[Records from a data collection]
· · · · ·

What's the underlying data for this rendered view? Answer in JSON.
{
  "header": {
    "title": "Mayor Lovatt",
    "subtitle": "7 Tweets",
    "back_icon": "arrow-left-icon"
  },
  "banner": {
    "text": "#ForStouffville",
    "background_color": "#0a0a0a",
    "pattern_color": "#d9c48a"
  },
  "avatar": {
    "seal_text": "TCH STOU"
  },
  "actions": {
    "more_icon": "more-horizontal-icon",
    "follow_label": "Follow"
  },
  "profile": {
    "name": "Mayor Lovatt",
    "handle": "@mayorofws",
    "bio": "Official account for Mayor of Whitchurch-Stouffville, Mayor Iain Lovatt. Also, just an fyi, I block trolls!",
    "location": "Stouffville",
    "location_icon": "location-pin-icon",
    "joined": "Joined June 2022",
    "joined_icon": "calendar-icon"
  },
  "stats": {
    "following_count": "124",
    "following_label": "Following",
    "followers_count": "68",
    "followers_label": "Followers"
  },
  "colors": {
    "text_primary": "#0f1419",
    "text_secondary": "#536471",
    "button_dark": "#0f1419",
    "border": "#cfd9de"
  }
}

· · · · ·

## Your objective
Reproduce the full set of records precisely.

## Solution below
What's the underlying data for this rendered view? Answer in JSON.
{
  "header": {
    "title": "Mayor Lovatt",
    "subtitle": "7 Tweets",
    "back_icon": "arrow-left-icon"
  },
  "banner": {
    "text": "#ForStouffville",
    "background_color": "#0a0a0a",
    "pattern_color": "#d9c48a"
  },
  "avatar": {
    "seal_text": "TCH STOU"
  },
  "actions": {
    "more_icon": "more-horizontal-icon",
    "follow_label": "Follow"
  },
  "profile": {
    "name": "Mayor Lovatt",
    "handle": "@mayorofws",
    "bio": "Official account for Mayor of Whitchurch-Stouffville, Mayor Iain Lovatt. Also, just an fyi, I block trolls!",
    "location": "Stouffville",
    "location_icon": "location-pin-icon",
    "joined": "Joined June 2022",
    "joined_icon": "calendar-icon"
  },
  "stats": {
    "following_count": "124",
    "following_label": "Following",
    "followers_count": "68",
    "followers_label": "Followers"
  },
  "colors": {
    "text_primary": "#0f1419",
    "text_secondary": "#536471",
    "button_dark": "#0f1419",
    "border": "#cfd9de"
  }
}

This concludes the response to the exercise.